### Information provided:
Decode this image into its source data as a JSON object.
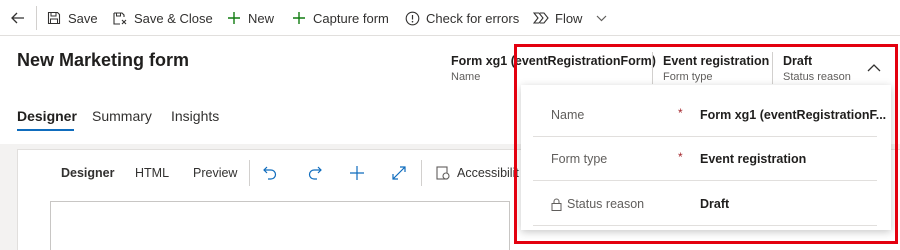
{
  "command_bar": {
    "save": "Save",
    "save_close": "Save & Close",
    "new": "New",
    "capture_form": "Capture form",
    "check_errors": "Check for errors",
    "flow": "Flow"
  },
  "header": {
    "title": "New Marketing form",
    "fields": [
      {
        "value": "Form xg1 (eventRegistrationForm)",
        "label": "Name"
      },
      {
        "value": "Event registration",
        "label": "Form type"
      },
      {
        "value": "Draft",
        "label": "Status reason"
      }
    ]
  },
  "tabs": [
    "Designer",
    "Summary",
    "Insights"
  ],
  "designer_toolbar": {
    "designer": "Designer",
    "html": "HTML",
    "preview": "Preview",
    "accessibility": "Accessibilit"
  },
  "flyout": {
    "rows": [
      {
        "label": "Name",
        "required": "*",
        "value": "Form xg1 (eventRegistrationF..."
      },
      {
        "label": "Form type",
        "required": "*",
        "value": "Event registration"
      },
      {
        "label": "Status reason",
        "required": "",
        "value": "Draft"
      }
    ]
  },
  "colors": {
    "accent": "#0f6cbd",
    "green_icon": "#107c10",
    "highlight": "#e3000f",
    "required": "#a4262c"
  }
}
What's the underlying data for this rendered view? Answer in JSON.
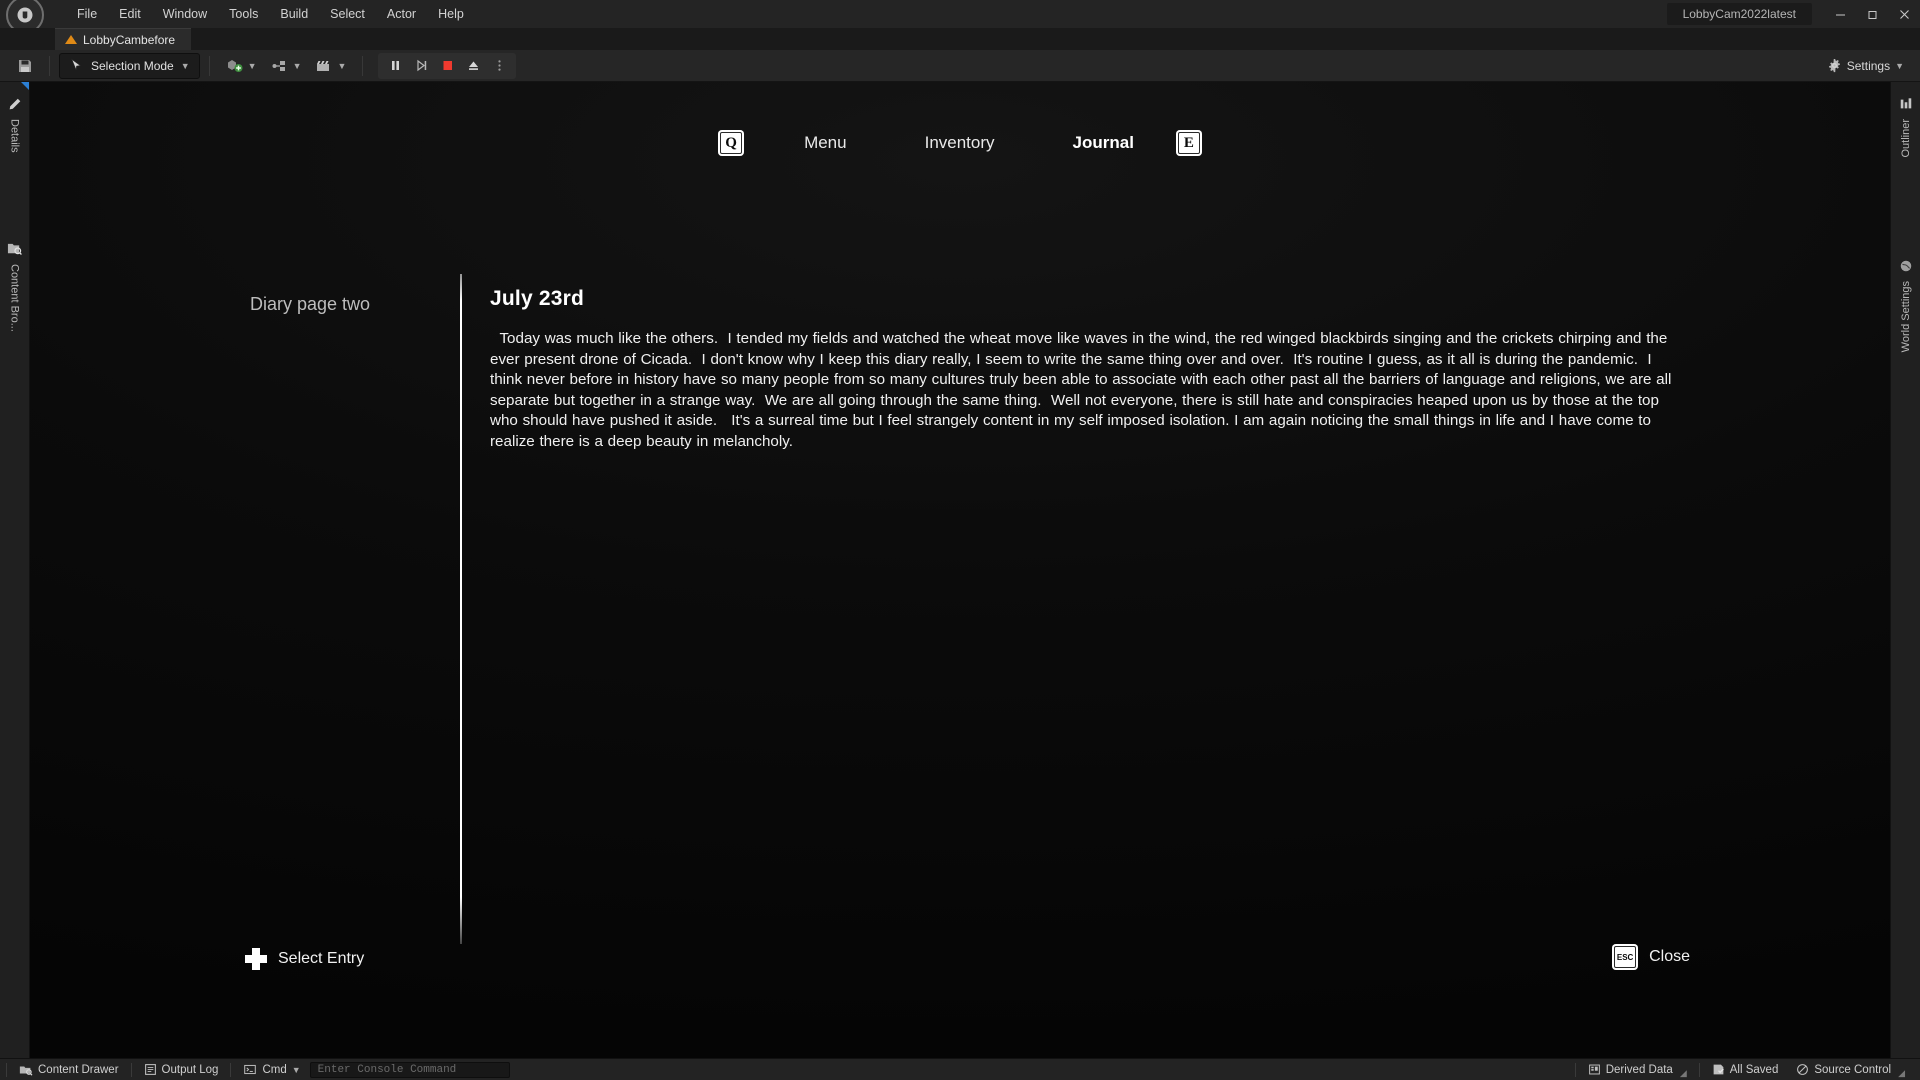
{
  "window": {
    "project_title": "LobbyCam2022latest",
    "minimize_label": "—",
    "maximize_label": "❐",
    "close_label": "✕",
    "logo_glyph": "Ⓤ"
  },
  "menubar": {
    "items": [
      {
        "label": "File"
      },
      {
        "label": "Edit"
      },
      {
        "label": "Window"
      },
      {
        "label": "Tools"
      },
      {
        "label": "Build"
      },
      {
        "label": "Select"
      },
      {
        "label": "Actor"
      },
      {
        "label": "Help"
      }
    ]
  },
  "level_tab": {
    "label": "LobbyCambefore"
  },
  "toolbar": {
    "save_icon": "save-icon",
    "mode_label": "Selection Mode",
    "add_label": "add-actor-button",
    "blueprint_label": "blueprints-button",
    "cinematics_label": "cinematics-button",
    "playback": {
      "pause_label": "Pause",
      "step_label": "Skip / Frame Step",
      "stop_label": "Stop",
      "eject_label": "Eject",
      "more_label": "More play options"
    },
    "settings_label": "Settings"
  },
  "left_rail": {
    "items": [
      {
        "label": "Details",
        "icon": "details-pencil-icon"
      },
      {
        "label": "Content Bro...",
        "icon": "content-browser-icon"
      }
    ]
  },
  "right_rail": {
    "items": [
      {
        "label": "Outliner",
        "icon": "outliner-icon"
      },
      {
        "label": "World Settings",
        "icon": "world-settings-icon"
      }
    ]
  },
  "game_hud": {
    "nav": {
      "prev_key": "Q",
      "next_key": "E",
      "tabs": [
        {
          "label": "Menu",
          "active": false
        },
        {
          "label": "Inventory",
          "active": false
        },
        {
          "label": "Journal",
          "active": true
        }
      ]
    },
    "entries": [
      {
        "label": "Diary page two",
        "selected": true
      }
    ],
    "page": {
      "title": "July  23rd",
      "body": "  Today was much like the others.  I tended my fields and watched the wheat move like waves in the wind, the red winged blackbirds singing and the crickets chirping and the ever present drone of Cicada.  I don't know why I keep this diary really, I seem to write the same thing over and over.  It's routine I guess, as it all is during the pandemic.  I think never before in history have so many people from so many cultures truly been able to associate with each other past all the barriers of language and religions, we are all separate but together in a strange way.  We are all going through the same thing.  Well not everyone, there is still hate and conspiracies heaped upon us by those at the top who should have pushed it aside.   It's a surreal time but I feel strangely content in my self imposed isolation. I am again noticing the small things in life and I have come to realize there is a deep beauty in melancholy."
    },
    "actions": {
      "select_label": "Select Entry",
      "select_icon": "dpad-icon",
      "close_key": "ESC",
      "close_label": "Close"
    }
  },
  "statusbar": {
    "left": [
      {
        "label": "Content Drawer",
        "icon": "content-drawer-icon"
      },
      {
        "label": "Output Log",
        "icon": "output-log-icon"
      },
      {
        "label": "Cmd",
        "icon": "cmd-icon"
      }
    ],
    "console_placeholder": "Enter Console Command",
    "right": [
      {
        "label": "Derived Data",
        "icon": "derived-data-icon"
      },
      {
        "label": "All Saved",
        "icon": "all-saved-icon"
      },
      {
        "label": "Source Control",
        "icon": "source-control-icon"
      }
    ]
  },
  "colors": {
    "accent_orange": "#e08a16",
    "stop_red": "#f03a2f",
    "add_green": "#4caf50",
    "chrome": "#262626"
  }
}
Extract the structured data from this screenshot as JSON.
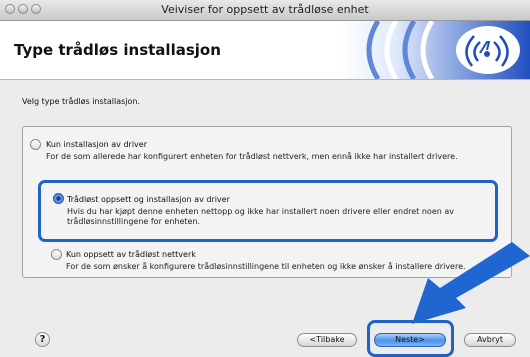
{
  "window": {
    "title": "Veiviser for oppsett av trådløse enhet"
  },
  "header": {
    "title": "Type trådløs installasjon"
  },
  "instruction": "Velg type trådløs installasjon.",
  "options": [
    {
      "label": "Kun installasjon av driver",
      "description": "For de som allerede har konfigurert enheten for trådløst nettverk, men ennå ikke har installert drivere.",
      "selected": false
    },
    {
      "label": "Trådløst oppsett og installasjon av driver",
      "description": "Hvis du har kjøpt denne enheten nettopp og ikke har installert noen drivere eller endret noen av trådløsinnstillingene for enheten.",
      "selected": true
    },
    {
      "label": "Kun oppsett av trådløst nettverk",
      "description": "For de som ønsker å konfigurere trådløsinnstillingene til enheten og ikke ønsker å installere drivere.",
      "selected": false
    }
  ],
  "buttons": {
    "help": "?",
    "back": "<Tilbake",
    "next": "Neste>",
    "cancel": "Avbryt"
  },
  "colors": {
    "highlight": "#1e63c9",
    "banner_blue": "#1f4fbf"
  },
  "icons": {
    "banner": "wireless-signal-icon",
    "help": "help-icon",
    "pointer": "arrow-pointer-icon"
  }
}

### Written request:
Copy the records exactly. Skip the pictures.

### Complete answer:
Decode this image into its source data as a JSON object.
{
  "command_bar": {
    "save": "Save",
    "save_close": "Save & Close",
    "new": "New",
    "capture_form": "Capture form",
    "check_errors": "Check for errors",
    "flow": "Flow"
  },
  "header": {
    "title": "New Marketing form",
    "fields": [
      {
        "value": "Form xg1 (eventRegistrationForm)",
        "label": "Name"
      },
      {
        "value": "Event registration",
        "label": "Form type"
      },
      {
        "value": "Draft",
        "label": "Status reason"
      }
    ]
  },
  "tabs": [
    "Designer",
    "Summary",
    "Insights"
  ],
  "designer_toolbar": {
    "designer": "Designer",
    "html": "HTML",
    "preview": "Preview",
    "accessibility": "Accessibilit"
  },
  "flyout": {
    "rows": [
      {
        "label": "Name",
        "required": "*",
        "value": "Form xg1 (eventRegistrationF..."
      },
      {
        "label": "Form type",
        "required": "*",
        "value": "Event registration"
      },
      {
        "label": "Status reason",
        "required": "",
        "value": "Draft"
      }
    ]
  },
  "colors": {
    "accent": "#0f6cbd",
    "green_icon": "#107c10",
    "highlight": "#e3000f",
    "required": "#a4262c"
  }
}
What's the underlying data for this rendered view? Answer in JSON.
{
  "window": {
    "project_title": "LobbyCam2022latest",
    "minimize_label": "—",
    "maximize_label": "❐",
    "close_label": "✕",
    "logo_glyph": "Ⓤ"
  },
  "menubar": {
    "items": [
      {
        "label": "File"
      },
      {
        "label": "Edit"
      },
      {
        "label": "Window"
      },
      {
        "label": "Tools"
      },
      {
        "label": "Build"
      },
      {
        "label": "Select"
      },
      {
        "label": "Actor"
      },
      {
        "label": "Help"
      }
    ]
  },
  "level_tab": {
    "label": "LobbyCambefore"
  },
  "toolbar": {
    "save_icon": "save-icon",
    "mode_label": "Selection Mode",
    "add_label": "add-actor-button",
    "blueprint_label": "blueprints-button",
    "cinematics_label": "cinematics-button",
    "playback": {
      "pause_label": "Pause",
      "step_label": "Skip / Frame Step",
      "stop_label": "Stop",
      "eject_label": "Eject",
      "more_label": "More play options"
    },
    "settings_label": "Settings"
  },
  "left_rail": {
    "items": [
      {
        "label": "Details",
        "icon": "details-pencil-icon"
      },
      {
        "label": "Content Bro...",
        "icon": "content-browser-icon"
      }
    ]
  },
  "right_rail": {
    "items": [
      {
        "label": "Outliner",
        "icon": "outliner-icon"
      },
      {
        "label": "World Settings",
        "icon": "world-settings-icon"
      }
    ]
  },
  "game_hud": {
    "nav": {
      "prev_key": "Q",
      "next_key": "E",
      "tabs": [
        {
          "label": "Menu",
          "active": false
        },
        {
          "label": "Inventory",
          "active": false
        },
        {
          "label": "Journal",
          "active": true
        }
      ]
    },
    "entries": [
      {
        "label": "Diary page two",
        "selected": true
      }
    ],
    "page": {
      "title": "July  23rd",
      "body": "  Today was much like the others.  I tended my fields and watched the wheat move like waves in the wind, the red winged blackbirds singing and the crickets chirping and the ever present drone of Cicada.  I don't know why I keep this diary really, I seem to write the same thing over and over.  It's routine I guess, as it all is during the pandemic.  I think never before in history have so many people from so many cultures truly been able to associate with each other past all the barriers of language and religions, we are all separate but together in a strange way.  We are all going through the same thing.  Well not everyone, there is still hate and conspiracies heaped upon us by those at the top who should have pushed it aside.   It's a surreal time but I feel strangely content in my self imposed isolation. I am again noticing the small things in life and I have come to realize there is a deep beauty in melancholy."
    },
    "actions": {
      "select_label": "Select Entry",
      "select_icon": "dpad-icon",
      "close_key": "ESC",
      "close_label": "Close"
    }
  },
  "statusbar": {
    "left": [
      {
        "label": "Content Drawer",
        "icon": "content-drawer-icon"
      },
      {
        "label": "Output Log",
        "icon": "output-log-icon"
      },
      {
        "label": "Cmd",
        "icon": "cmd-icon"
      }
    ],
    "console_placeholder": "Enter Console Command",
    "right": [
      {
        "label": "Derived Data",
        "icon": "derived-data-icon"
      },
      {
        "label": "All Saved",
        "icon": "all-saved-icon"
      },
      {
        "label": "Source Control",
        "icon": "source-control-icon"
      }
    ]
  },
  "colors": {
    "accent_orange": "#e08a16",
    "stop_red": "#f03a2f",
    "add_green": "#4caf50",
    "chrome": "#262626"
  }
}
Extract the structured data from this screenshot as JSON.
{
  "window": {
    "title": "Veiviser for oppsett av trådløse enhet"
  },
  "header": {
    "title": "Type trådløs installasjon"
  },
  "instruction": "Velg type trådløs installasjon.",
  "options": [
    {
      "label": "Kun installasjon av driver",
      "description": "For de som allerede har konfigurert enheten for trådløst nettverk, men ennå ikke har installert drivere.",
      "selected": false
    },
    {
      "label": "Trådløst oppsett og installasjon av driver",
      "description": "Hvis du har kjøpt denne enheten nettopp og ikke har installert noen drivere eller endret noen av trådløsinnstillingene for enheten.",
      "selected": true
    },
    {
      "label": "Kun oppsett av trådløst nettverk",
      "description": "For de som ønsker å konfigurere trådløsinnstillingene til enheten og ikke ønsker å installere drivere.",
      "selected": false
    }
  ],
  "buttons": {
    "help": "?",
    "back": "<Tilbake",
    "next": "Neste>",
    "cancel": "Avbryt"
  },
  "colors": {
    "highlight": "#1e63c9",
    "banner_blue": "#1f4fbf"
  },
  "icons": {
    "banner": "wireless-signal-icon",
    "help": "help-icon",
    "pointer": "arrow-pointer-icon"
  }
}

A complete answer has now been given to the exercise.